The records below hold pictures; please leave those out and retype the rest exactly.

-- START Items --

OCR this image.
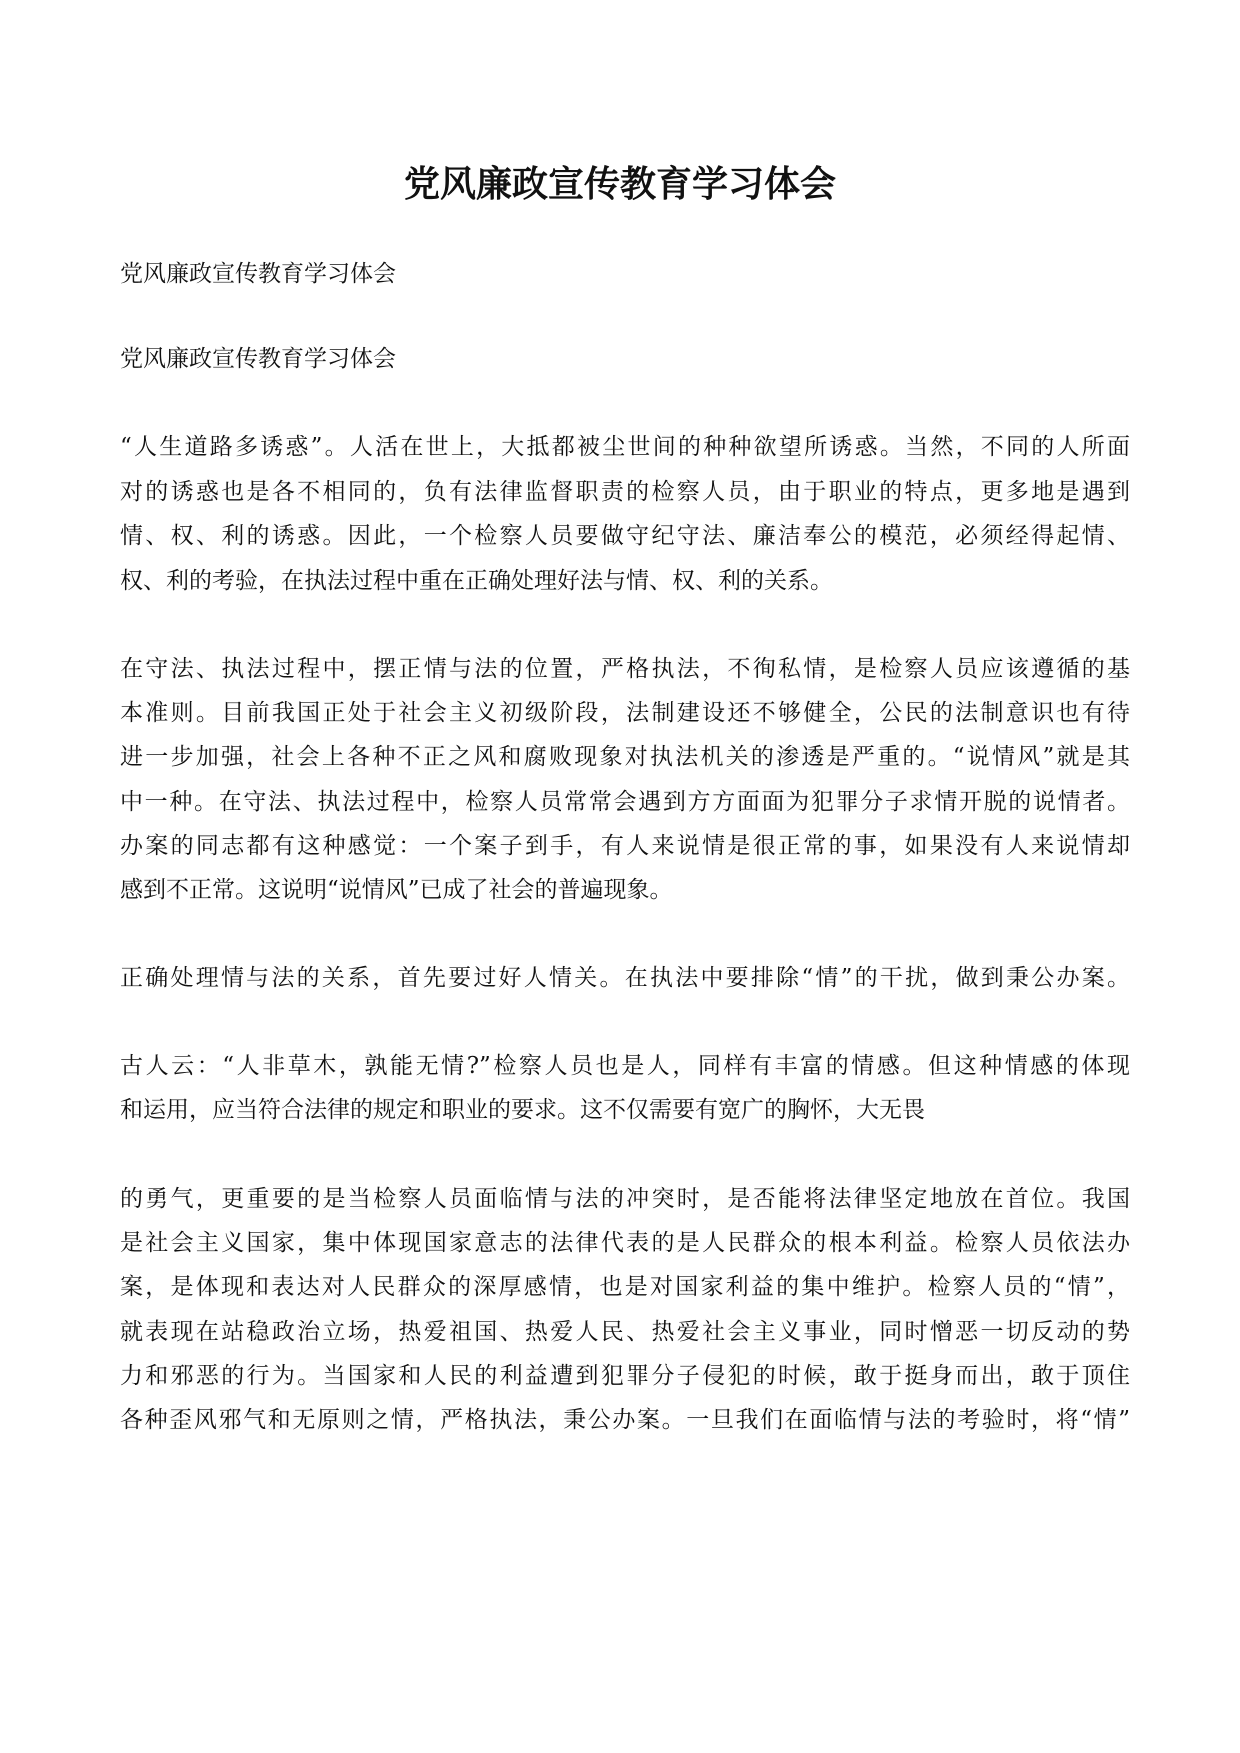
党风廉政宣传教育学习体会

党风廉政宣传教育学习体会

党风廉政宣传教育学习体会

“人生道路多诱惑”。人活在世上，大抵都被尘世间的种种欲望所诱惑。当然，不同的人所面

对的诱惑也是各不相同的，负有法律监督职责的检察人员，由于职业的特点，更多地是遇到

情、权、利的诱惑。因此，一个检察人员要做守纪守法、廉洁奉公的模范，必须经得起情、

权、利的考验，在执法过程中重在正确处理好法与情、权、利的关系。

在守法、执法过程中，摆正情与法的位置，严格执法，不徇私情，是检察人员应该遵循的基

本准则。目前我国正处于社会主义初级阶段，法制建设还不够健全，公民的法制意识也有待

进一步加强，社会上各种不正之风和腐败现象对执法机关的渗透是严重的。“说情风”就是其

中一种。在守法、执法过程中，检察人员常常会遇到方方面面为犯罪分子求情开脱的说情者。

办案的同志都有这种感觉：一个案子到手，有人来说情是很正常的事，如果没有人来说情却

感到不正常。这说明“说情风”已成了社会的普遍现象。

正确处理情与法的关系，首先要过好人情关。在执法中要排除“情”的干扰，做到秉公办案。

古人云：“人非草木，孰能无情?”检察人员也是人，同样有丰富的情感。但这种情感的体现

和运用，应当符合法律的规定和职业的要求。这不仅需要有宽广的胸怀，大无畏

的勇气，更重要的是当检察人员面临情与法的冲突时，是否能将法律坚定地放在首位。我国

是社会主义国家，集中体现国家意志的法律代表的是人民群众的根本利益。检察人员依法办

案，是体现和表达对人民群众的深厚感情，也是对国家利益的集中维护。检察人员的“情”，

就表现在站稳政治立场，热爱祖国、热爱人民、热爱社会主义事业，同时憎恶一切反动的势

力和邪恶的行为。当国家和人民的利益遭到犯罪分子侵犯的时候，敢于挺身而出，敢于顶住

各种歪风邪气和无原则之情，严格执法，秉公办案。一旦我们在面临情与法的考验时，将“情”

-- END Items --

Answer below:
OCR this image.
党风廉政宣传教育学习体会

党风廉政宣传教育学习体会

党风廉政宣传教育学习体会

“人生道路多诱惑”。人活在世上，大抵都被尘世间的种种欲望所诱惑。当然，不同的人所面

对的诱惑也是各不相同的，负有法律监督职责的检察人员，由于职业的特点，更多地是遇到

情、权、利的诱惑。因此，一个检察人员要做守纪守法、廉洁奉公的模范，必须经得起情、

权、利的考验，在执法过程中重在正确处理好法与情、权、利的关系。

在守法、执法过程中，摆正情与法的位置，严格执法，不徇私情，是检察人员应该遵循的基

本准则。目前我国正处于社会主义初级阶段，法制建设还不够健全，公民的法制意识也有待

进一步加强，社会上各种不正之风和腐败现象对执法机关的渗透是严重的。“说情风”就是其

中一种。在守法、执法过程中，检察人员常常会遇到方方面面为犯罪分子求情开脱的说情者。

办案的同志都有这种感觉：一个案子到手，有人来说情是很正常的事，如果没有人来说情却

感到不正常。这说明“说情风”已成了社会的普遍现象。

正确处理情与法的关系，首先要过好人情关。在执法中要排除“情”的干扰，做到秉公办案。

古人云：“人非草木，孰能无情?”检察人员也是人，同样有丰富的情感。但这种情感的体现

和运用，应当符合法律的规定和职业的要求。这不仅需要有宽广的胸怀，大无畏

的勇气，更重要的是当检察人员面临情与法的冲突时，是否能将法律坚定地放在首位。我国

是社会主义国家，集中体现国家意志的法律代表的是人民群众的根本利益。检察人员依法办

案，是体现和表达对人民群众的深厚感情，也是对国家利益的集中维护。检察人员的“情”，

就表现在站稳政治立场，热爱祖国、热爱人民、热爱社会主义事业，同时憎恶一切反动的势

力和邪恶的行为。当国家和人民的利益遭到犯罪分子侵犯的时候，敢于挺身而出，敢于顶住

各种歪风邪气和无原则之情，严格执法，秉公办案。一旦我们在面临情与法的考验时，将“情”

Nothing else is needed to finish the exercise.